[START OF Records for processing]

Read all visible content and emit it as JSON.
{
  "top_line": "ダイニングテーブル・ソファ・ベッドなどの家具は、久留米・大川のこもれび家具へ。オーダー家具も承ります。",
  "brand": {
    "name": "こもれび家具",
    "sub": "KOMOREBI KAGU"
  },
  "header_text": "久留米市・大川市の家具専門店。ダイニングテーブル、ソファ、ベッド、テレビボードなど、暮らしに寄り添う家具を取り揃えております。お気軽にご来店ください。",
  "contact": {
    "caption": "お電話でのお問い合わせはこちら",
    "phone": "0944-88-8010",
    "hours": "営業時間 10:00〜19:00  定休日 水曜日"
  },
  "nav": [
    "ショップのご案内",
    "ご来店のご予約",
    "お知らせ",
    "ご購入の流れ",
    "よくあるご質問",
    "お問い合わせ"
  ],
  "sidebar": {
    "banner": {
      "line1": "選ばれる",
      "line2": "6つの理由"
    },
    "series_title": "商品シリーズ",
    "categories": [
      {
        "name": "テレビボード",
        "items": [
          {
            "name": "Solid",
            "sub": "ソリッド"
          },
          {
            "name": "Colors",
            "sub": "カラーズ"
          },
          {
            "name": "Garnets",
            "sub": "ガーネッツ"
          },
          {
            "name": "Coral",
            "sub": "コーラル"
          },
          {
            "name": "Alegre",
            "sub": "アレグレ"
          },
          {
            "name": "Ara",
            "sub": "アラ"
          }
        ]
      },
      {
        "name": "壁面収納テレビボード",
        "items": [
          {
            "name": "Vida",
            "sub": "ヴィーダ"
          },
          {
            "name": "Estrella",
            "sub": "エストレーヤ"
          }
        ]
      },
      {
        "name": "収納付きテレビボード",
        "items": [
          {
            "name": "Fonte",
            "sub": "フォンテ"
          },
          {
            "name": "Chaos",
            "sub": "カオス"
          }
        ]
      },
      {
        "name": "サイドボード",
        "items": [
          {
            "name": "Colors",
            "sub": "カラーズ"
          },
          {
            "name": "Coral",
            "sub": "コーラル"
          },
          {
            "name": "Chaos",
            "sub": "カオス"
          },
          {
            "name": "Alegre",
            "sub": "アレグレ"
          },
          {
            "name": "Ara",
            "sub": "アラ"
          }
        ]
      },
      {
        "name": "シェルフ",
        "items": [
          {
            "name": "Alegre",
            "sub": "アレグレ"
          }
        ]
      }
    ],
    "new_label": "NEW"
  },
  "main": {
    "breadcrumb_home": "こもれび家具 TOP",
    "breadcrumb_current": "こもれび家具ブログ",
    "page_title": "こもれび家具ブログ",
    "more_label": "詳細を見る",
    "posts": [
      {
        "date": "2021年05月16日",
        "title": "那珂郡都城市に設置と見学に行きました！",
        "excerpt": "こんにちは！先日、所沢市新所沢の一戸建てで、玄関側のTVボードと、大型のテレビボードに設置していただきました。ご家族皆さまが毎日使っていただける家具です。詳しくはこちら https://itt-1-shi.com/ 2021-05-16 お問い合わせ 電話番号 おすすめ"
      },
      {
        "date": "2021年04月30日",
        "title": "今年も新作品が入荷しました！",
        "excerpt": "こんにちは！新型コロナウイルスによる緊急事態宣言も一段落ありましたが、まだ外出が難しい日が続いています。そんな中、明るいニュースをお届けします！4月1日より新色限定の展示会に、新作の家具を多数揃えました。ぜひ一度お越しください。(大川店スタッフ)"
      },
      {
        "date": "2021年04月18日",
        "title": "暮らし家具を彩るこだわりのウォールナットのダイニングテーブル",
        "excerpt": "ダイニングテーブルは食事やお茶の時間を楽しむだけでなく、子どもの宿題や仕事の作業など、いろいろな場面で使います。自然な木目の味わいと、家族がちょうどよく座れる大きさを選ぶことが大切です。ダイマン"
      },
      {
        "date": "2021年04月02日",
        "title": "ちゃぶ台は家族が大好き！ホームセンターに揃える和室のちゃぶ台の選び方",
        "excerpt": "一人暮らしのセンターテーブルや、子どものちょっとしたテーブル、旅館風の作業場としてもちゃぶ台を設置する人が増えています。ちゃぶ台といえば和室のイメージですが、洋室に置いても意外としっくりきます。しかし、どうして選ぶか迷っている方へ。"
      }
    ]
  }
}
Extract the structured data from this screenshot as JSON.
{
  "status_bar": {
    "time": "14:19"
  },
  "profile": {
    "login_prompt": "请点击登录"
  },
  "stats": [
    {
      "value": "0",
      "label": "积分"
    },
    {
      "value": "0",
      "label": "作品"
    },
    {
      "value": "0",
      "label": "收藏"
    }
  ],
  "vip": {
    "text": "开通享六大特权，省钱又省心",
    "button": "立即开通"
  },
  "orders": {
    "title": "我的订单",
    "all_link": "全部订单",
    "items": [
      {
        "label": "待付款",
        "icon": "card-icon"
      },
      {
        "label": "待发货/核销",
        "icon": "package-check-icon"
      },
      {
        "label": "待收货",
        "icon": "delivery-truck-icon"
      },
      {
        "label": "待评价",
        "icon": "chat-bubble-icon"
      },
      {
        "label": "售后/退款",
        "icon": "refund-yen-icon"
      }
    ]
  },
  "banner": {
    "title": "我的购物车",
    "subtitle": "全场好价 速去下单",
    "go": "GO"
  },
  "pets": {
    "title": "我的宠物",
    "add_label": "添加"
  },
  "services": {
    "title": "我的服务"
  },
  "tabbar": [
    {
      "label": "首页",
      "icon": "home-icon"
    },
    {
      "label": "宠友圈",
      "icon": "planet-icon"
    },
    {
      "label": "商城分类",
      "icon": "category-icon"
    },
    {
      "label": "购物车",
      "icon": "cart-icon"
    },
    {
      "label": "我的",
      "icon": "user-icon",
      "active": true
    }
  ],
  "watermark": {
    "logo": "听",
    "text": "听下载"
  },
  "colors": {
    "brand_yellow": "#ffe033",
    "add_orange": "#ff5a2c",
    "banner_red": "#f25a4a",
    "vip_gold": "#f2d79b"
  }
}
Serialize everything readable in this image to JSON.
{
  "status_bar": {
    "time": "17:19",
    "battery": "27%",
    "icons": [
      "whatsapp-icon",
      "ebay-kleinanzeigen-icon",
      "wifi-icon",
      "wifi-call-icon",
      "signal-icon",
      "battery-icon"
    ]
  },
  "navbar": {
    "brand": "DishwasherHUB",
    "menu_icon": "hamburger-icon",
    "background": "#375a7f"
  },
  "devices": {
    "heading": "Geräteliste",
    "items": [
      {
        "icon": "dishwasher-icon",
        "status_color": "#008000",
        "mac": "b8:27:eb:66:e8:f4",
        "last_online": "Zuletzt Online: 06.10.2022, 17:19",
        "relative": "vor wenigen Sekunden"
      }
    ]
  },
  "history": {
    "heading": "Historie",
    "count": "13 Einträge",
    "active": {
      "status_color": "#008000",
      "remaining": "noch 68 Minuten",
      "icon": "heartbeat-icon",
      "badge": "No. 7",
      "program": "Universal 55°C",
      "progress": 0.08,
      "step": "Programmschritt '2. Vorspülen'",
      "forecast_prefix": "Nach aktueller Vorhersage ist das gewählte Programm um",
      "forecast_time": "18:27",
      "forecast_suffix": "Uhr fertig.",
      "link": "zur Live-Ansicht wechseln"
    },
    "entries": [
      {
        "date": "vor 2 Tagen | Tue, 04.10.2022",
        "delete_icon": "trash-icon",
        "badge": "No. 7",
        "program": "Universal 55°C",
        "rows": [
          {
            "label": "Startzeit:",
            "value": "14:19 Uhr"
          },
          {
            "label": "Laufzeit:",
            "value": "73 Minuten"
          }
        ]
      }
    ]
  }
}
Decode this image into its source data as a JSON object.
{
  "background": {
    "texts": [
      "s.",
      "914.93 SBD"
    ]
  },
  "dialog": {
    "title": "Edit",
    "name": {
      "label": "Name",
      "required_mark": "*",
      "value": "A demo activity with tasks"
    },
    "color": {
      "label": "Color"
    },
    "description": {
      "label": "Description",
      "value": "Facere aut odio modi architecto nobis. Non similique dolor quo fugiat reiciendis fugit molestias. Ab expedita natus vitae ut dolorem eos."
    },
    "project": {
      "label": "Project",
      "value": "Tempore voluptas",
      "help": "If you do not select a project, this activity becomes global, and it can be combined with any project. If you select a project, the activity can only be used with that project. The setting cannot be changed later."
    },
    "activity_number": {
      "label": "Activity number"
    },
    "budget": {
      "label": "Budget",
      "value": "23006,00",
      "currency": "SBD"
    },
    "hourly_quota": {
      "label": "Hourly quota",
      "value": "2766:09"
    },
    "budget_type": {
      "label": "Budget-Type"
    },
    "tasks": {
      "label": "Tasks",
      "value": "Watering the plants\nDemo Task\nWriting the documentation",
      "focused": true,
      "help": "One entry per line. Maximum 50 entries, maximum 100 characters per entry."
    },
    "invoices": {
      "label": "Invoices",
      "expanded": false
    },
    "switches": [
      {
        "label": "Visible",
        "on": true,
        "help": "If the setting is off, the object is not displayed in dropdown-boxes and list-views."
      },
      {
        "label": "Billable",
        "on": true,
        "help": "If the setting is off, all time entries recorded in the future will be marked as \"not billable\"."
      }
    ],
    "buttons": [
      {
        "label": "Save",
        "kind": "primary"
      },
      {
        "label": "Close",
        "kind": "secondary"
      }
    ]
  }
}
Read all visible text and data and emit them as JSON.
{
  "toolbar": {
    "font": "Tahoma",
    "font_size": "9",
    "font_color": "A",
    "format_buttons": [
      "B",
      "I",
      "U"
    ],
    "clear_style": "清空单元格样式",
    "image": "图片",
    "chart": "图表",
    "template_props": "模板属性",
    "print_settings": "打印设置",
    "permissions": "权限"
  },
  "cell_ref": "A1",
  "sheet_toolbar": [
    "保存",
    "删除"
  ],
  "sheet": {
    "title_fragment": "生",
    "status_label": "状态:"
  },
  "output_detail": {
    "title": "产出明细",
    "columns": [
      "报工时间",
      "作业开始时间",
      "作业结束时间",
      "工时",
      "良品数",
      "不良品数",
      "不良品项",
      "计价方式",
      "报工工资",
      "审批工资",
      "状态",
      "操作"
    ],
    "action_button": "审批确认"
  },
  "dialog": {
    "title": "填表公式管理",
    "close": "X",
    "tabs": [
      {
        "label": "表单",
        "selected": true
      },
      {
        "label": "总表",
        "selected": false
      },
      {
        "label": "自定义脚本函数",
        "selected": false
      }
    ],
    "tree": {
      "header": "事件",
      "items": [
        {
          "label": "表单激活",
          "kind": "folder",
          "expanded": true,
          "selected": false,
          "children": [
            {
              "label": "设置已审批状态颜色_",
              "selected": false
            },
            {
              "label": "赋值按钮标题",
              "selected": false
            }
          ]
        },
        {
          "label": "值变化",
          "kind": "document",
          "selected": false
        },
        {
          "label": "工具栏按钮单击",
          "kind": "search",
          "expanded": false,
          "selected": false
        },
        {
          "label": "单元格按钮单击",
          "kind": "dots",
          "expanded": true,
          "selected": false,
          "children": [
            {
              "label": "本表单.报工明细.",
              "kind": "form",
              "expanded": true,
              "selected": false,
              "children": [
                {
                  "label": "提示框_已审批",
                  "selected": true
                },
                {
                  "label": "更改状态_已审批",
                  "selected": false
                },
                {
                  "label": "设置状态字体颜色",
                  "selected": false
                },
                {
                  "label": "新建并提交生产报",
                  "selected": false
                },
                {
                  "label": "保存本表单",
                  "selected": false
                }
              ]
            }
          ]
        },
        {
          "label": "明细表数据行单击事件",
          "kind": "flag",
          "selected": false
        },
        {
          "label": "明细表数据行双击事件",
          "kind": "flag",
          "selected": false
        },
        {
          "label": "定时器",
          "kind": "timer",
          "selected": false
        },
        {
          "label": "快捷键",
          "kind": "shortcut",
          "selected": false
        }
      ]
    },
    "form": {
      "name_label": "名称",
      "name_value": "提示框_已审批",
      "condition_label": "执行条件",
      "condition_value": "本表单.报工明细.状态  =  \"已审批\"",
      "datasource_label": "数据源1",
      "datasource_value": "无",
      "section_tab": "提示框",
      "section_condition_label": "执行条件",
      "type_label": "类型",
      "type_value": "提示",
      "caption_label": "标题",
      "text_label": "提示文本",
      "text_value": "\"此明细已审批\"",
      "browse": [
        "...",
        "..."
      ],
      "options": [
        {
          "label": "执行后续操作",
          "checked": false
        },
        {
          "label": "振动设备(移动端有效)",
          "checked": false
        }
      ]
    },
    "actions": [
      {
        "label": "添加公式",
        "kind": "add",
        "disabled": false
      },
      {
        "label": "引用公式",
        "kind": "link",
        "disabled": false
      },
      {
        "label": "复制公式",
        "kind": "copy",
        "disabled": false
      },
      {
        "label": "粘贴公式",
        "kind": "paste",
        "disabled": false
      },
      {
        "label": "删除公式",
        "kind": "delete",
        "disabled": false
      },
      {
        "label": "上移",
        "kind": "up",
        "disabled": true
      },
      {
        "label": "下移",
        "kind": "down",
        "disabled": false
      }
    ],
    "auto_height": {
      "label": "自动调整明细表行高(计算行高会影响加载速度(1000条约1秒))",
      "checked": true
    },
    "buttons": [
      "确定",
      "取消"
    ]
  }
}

[END OF Records for processing]

[Task prompt]
Take every line from the records above that has the word "heading" and copy it.

[Finished exercise]
    "heading": "Geräteliste",
    "heading": "Historie",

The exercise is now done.